● **DIRECTIVE**
Copy each entry as it stands, leaving nothing out.

++++ DATASET ENTRIES ++++

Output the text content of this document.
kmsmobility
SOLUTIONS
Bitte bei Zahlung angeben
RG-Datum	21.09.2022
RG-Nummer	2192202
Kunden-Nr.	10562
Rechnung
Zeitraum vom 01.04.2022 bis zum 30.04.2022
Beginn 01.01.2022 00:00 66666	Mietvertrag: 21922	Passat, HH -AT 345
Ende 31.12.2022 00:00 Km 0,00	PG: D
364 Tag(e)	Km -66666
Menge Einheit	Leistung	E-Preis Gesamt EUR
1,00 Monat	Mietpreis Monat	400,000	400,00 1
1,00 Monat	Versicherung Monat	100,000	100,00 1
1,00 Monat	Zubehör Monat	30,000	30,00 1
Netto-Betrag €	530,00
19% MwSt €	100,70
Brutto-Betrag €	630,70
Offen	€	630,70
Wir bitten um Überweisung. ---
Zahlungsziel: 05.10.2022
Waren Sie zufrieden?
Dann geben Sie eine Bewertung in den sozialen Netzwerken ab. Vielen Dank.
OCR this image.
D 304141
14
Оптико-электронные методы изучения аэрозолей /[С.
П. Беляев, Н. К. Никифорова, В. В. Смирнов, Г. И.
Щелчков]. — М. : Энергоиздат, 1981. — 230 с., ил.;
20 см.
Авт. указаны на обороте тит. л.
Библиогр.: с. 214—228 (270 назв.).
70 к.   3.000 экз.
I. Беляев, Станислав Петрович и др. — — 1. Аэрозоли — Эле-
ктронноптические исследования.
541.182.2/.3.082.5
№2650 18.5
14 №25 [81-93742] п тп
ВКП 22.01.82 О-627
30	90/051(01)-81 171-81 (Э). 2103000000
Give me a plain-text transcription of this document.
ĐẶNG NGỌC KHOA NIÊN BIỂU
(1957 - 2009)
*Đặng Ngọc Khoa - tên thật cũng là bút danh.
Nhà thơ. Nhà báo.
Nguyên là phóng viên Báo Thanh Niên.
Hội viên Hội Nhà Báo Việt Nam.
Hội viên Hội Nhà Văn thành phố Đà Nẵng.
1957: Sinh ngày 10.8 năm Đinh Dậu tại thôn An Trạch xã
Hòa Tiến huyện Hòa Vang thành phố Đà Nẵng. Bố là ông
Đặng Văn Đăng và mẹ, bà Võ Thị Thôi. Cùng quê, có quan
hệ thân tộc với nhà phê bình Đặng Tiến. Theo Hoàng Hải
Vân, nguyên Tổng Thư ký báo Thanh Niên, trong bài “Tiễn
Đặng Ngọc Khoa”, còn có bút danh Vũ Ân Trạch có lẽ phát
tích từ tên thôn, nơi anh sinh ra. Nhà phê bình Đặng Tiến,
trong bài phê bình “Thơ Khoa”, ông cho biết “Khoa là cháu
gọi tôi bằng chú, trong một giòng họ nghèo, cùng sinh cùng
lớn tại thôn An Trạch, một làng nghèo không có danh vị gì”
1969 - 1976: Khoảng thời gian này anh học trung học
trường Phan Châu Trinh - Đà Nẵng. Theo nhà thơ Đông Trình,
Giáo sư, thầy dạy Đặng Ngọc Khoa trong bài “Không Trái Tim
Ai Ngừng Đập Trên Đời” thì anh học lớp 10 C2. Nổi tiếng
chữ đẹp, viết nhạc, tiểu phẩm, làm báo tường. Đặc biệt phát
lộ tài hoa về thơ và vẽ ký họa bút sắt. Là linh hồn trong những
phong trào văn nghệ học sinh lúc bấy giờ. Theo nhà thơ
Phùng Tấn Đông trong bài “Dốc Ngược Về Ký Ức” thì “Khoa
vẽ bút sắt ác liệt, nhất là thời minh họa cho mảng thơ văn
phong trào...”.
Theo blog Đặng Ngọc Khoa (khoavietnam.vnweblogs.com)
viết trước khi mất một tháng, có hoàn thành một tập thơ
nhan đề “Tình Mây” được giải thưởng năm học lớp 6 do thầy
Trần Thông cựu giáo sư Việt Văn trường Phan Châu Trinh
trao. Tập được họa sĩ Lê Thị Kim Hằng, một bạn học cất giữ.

++++

● **OUTPUT OF THE TASK**
Output the text content of this document.
kmsmobility
SOLUTIONS
Bitte bei Zahlung angeben
RG-Datum	21.09.2022
RG-Nummer	2192202
Kunden-Nr.	10562
Rechnung
Zeitraum vom 01.04.2022 bis zum 30.04.2022
Beginn 01.01.2022 00:00 66666	Mietvertrag: 21922	Passat, HH -AT 345
Ende 31.12.2022 00:00 Km 0,00	PG: D
364 Tag(e)	Km -66666
Menge Einheit	Leistung	E-Preis Gesamt EUR
1,00 Monat	Mietpreis Monat	400,000	400,00 1
1,00 Monat	Versicherung Monat	100,000	100,00 1
1,00 Monat	Zubehör Monat	30,000	30,00 1
Netto-Betrag €	530,00
19% MwSt €	100,70
Brutto-Betrag €	630,70
Offen	€	630,70
Wir bitten um Überweisung. ---
Zahlungsziel: 05.10.2022
Waren Sie zufrieden?
Dann geben Sie eine Bewertung in den sozialen Netzwerken ab. Vielen Dank.
OCR this image.
D 304141
14
Оптико-электронные методы изучения аэрозолей /[С.
П. Беляев, Н. К. Никифорова, В. В. Смирнов, Г. И.
Щелчков]. — М. : Энергоиздат, 1981. — 230 с., ил.;
20 см.
Авт. указаны на обороте тит. л.
Библиогр.: с. 214—228 (270 назв.).
70 к.   3.000 экз.
I. Беляев, Станислав Петрович и др. — — 1. Аэрозоли — Эле-
ктронноптические исследования.
541.182.2/.3.082.5
№2650 18.5
14 №25 [81-93742] п тп
ВКП 22.01.82 О-627
30	90/051(01)-81 171-81 (Э). 2103000000
Give me a plain-text transcription of this document.
ĐẶNG NGỌC KHOA NIÊN BIỂU
(1957 - 2009)
*Đặng Ngọc Khoa - tên thật cũng là bút danh.
Nhà thơ. Nhà báo.
Nguyên là phóng viên Báo Thanh Niên.
Hội viên Hội Nhà Báo Việt Nam.
Hội viên Hội Nhà Văn thành phố Đà Nẵng.
1957: Sinh ngày 10.8 năm Đinh Dậu tại thôn An Trạch xã
Hòa Tiến huyện Hòa Vang thành phố Đà Nẵng. Bố là ông
Đặng Văn Đăng và mẹ, bà Võ Thị Thôi. Cùng quê, có quan
hệ thân tộc với nhà phê bình Đặng Tiến. Theo Hoàng Hải
Vân, nguyên Tổng Thư ký báo Thanh Niên, trong bài “Tiễn
Đặng Ngọc Khoa”, còn có bút danh Vũ Ân Trạch có lẽ phát
tích từ tên thôn, nơi anh sinh ra. Nhà phê bình Đặng Tiến,
trong bài phê bình “Thơ Khoa”, ông cho biết “Khoa là cháu
gọi tôi bằng chú, trong một giòng họ nghèo, cùng sinh cùng
lớn tại thôn An Trạch, một làng nghèo không có danh vị gì”
1969 - 1976: Khoảng thời gian này anh học trung học
trường Phan Châu Trinh - Đà Nẵng. Theo nhà thơ Đông Trình,
Giáo sư, thầy dạy Đặng Ngọc Khoa trong bài “Không Trái Tim
Ai Ngừng Đập Trên Đời” thì anh học lớp 10 C2. Nổi tiếng
chữ đẹp, viết nhạc, tiểu phẩm, làm báo tường. Đặc biệt phát
lộ tài hoa về thơ và vẽ ký họa bút sắt. Là linh hồn trong những
phong trào văn nghệ học sinh lúc bấy giờ. Theo nhà thơ
Phùng Tấn Đông trong bài “Dốc Ngược Về Ký Ức” thì “Khoa
vẽ bút sắt ác liệt, nhất là thời minh họa cho mảng thơ văn
phong trào...”.
Theo blog Đặng Ngọc Khoa (khoavietnam.vnweblogs.com)
viết trước khi mất một tháng, có hoàn thành một tập thơ
nhan đề “Tình Mây” được giải thưởng năm học lớp 6 do thầy
Trần Thông cựu giáo sư Việt Văn trường Phan Châu Trinh
trao. Tập được họa sĩ Lê Thị Kim Hằng, một bạn học cất giữ.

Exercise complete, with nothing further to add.